INPUT DATA:
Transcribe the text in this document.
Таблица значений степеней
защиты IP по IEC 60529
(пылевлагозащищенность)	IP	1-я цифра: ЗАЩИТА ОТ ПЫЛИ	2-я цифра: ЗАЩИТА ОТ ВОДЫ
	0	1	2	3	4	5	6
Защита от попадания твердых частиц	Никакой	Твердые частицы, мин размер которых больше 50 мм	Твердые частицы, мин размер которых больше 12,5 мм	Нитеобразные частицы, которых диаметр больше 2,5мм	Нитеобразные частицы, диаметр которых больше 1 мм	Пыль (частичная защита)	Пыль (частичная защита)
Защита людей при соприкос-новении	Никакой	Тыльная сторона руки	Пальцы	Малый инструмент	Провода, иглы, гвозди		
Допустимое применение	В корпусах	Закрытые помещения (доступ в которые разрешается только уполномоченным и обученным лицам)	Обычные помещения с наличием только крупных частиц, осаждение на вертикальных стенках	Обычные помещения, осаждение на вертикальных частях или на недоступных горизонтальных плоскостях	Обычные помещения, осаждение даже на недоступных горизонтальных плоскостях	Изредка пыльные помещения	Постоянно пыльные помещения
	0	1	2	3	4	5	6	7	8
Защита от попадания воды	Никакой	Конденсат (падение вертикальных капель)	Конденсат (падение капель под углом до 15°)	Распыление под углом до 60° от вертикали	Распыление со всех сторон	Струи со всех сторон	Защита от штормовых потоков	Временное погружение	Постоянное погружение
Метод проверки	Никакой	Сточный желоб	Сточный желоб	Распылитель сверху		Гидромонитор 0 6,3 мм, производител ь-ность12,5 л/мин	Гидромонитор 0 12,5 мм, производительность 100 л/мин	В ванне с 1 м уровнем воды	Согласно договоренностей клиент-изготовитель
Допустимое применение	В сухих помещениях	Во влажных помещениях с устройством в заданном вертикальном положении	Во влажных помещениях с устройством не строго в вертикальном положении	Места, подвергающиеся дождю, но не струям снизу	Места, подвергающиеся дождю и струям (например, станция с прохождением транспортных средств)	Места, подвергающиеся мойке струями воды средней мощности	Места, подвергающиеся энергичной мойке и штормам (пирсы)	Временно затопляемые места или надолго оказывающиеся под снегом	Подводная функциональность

AIM OF THE EXERCISE: Filter the records, keeping only lines that contain "частиц", and show those lines.

EXPECTED OUTPUT:
Защита от попадания твердых частиц	Никакой	Твердые частицы, мин размер которых больше 50 мм	Твердые частицы, мин размер которых больше 12,5 мм	Нитеобразные частицы, которых диаметр больше 2,5мм	Нитеобразные частицы, диаметр которых больше 1 мм	Пыль (частичная защита)	Пыль (частичная защита)
Допустимое применение	В корпусах	Закрытые помещения (доступ в которые разрешается только уполномоченным и обученным лицам)	Обычные помещения с наличием только крупных частиц, осаждение на вертикальных стенках	Обычные помещения, осаждение на вертикальных частях или на недоступных горизонтальных плоскостях	Обычные помещения, осаждение даже на недоступных горизонтальных плоскостях	Изредка пыльные помещения	Постоянно пыльные помещения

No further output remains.